(Stored items)
********************

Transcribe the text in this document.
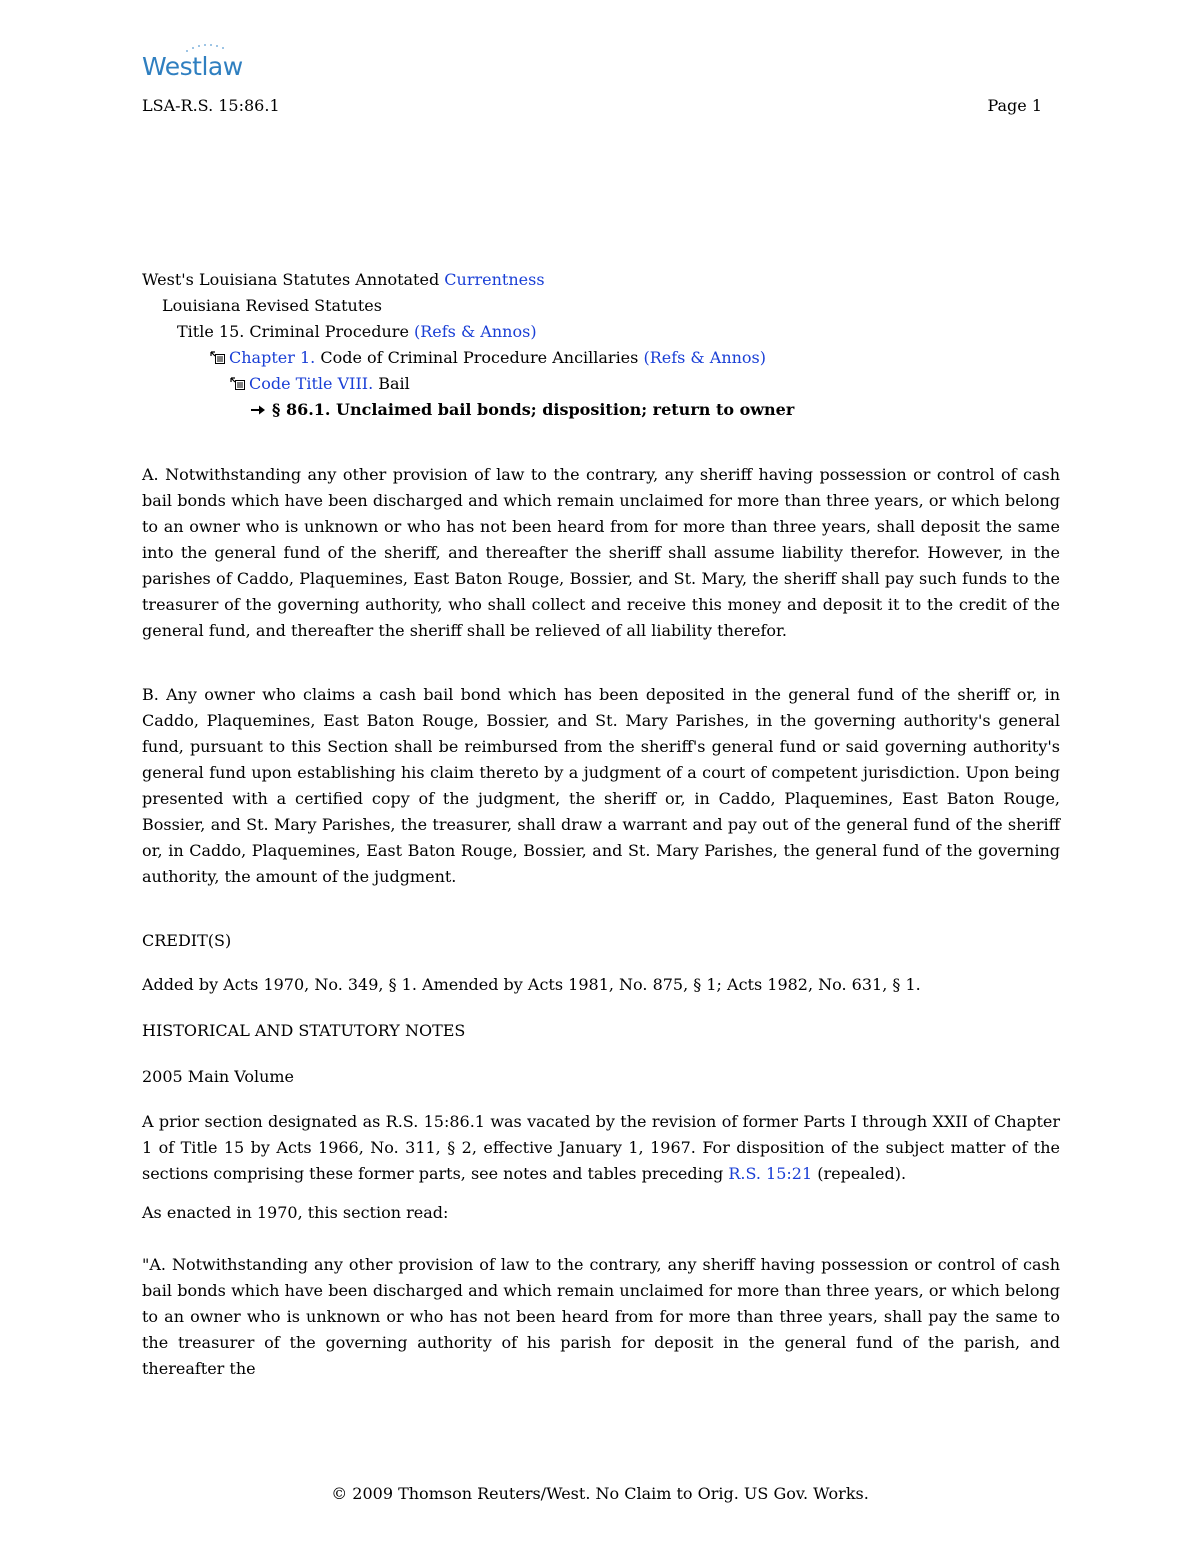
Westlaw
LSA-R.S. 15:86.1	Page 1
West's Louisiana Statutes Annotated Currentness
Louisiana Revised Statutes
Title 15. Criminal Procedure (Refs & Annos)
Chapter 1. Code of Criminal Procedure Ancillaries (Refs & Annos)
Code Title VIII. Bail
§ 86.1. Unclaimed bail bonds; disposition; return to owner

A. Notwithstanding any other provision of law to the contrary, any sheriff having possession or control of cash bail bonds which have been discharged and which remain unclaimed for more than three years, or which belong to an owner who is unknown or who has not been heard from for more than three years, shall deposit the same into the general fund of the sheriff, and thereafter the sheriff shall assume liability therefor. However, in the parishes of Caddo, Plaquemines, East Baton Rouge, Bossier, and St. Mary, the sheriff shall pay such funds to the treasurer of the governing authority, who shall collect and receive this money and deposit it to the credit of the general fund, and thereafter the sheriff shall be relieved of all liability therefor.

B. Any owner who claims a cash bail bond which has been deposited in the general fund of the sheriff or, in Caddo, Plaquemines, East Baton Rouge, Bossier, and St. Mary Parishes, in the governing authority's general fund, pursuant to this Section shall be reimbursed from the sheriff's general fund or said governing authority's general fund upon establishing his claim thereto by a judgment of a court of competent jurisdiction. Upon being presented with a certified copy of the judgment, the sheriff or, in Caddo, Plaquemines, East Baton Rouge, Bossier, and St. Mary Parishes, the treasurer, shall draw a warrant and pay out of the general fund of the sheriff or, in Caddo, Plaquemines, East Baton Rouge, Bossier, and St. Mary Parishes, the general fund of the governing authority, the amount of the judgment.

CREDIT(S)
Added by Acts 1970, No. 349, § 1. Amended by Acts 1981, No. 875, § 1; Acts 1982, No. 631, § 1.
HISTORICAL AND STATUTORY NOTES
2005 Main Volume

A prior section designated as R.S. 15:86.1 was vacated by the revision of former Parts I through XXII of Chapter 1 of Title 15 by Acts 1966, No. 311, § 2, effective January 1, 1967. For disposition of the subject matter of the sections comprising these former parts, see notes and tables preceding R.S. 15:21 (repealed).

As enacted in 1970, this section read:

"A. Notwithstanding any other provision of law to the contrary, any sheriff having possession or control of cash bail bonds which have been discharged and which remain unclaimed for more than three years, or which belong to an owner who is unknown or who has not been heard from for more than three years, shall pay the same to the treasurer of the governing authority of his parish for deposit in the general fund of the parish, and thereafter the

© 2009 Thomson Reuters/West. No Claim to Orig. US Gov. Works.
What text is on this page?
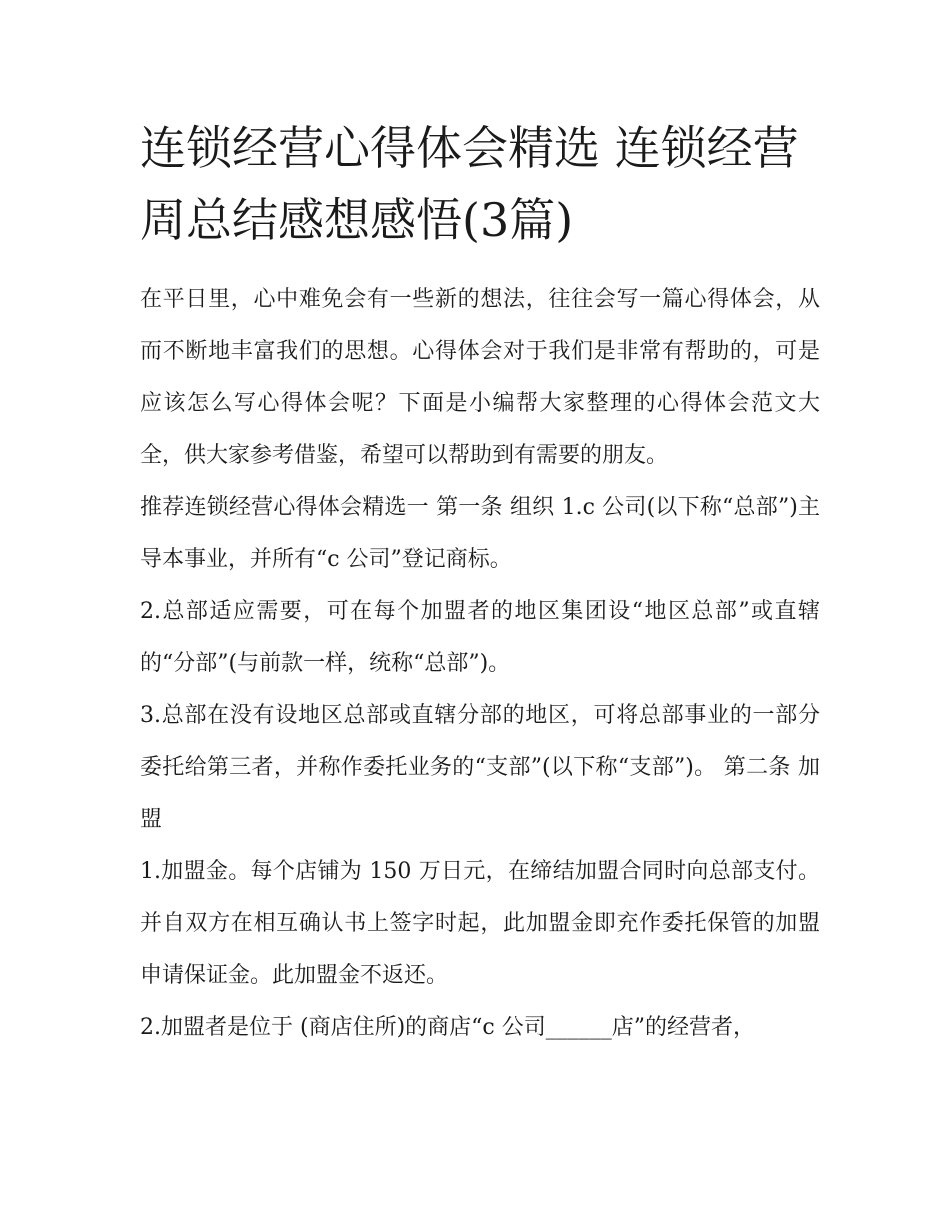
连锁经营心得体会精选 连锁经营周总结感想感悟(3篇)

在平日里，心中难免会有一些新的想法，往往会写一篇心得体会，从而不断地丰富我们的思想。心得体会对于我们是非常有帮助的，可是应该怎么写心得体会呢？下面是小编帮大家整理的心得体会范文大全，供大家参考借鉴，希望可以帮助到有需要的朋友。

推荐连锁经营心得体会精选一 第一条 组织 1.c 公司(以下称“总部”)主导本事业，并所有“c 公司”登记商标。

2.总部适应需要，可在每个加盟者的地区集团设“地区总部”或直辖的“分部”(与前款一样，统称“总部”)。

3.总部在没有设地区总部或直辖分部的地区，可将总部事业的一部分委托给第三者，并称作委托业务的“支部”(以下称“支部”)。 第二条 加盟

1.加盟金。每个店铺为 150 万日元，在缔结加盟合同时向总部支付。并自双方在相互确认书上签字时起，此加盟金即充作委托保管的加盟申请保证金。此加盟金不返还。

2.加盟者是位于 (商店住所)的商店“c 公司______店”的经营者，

********************

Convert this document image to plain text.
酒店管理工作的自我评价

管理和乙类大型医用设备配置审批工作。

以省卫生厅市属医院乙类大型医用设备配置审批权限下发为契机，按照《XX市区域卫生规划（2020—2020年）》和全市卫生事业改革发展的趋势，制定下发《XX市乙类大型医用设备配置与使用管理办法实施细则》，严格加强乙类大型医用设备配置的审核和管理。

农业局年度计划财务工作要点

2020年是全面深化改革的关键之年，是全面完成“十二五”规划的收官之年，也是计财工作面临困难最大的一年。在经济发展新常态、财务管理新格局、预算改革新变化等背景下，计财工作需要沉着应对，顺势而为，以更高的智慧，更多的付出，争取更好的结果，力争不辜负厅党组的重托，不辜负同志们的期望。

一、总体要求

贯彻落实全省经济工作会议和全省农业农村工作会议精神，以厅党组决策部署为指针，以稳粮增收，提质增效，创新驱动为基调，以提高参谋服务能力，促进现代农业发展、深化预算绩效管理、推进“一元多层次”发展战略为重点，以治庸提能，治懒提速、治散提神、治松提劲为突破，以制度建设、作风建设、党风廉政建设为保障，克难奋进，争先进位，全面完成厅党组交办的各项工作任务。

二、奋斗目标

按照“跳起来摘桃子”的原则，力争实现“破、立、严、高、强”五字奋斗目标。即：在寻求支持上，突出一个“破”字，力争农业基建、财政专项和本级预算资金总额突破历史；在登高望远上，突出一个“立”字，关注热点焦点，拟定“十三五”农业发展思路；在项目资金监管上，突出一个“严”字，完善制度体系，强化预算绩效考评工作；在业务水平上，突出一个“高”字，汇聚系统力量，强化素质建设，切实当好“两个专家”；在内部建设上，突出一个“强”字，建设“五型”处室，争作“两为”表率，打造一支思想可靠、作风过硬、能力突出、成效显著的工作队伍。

********************

Exercise task →
State how many lines of the records above contain the word "Procedure", and give only that number.

Finished answer →
2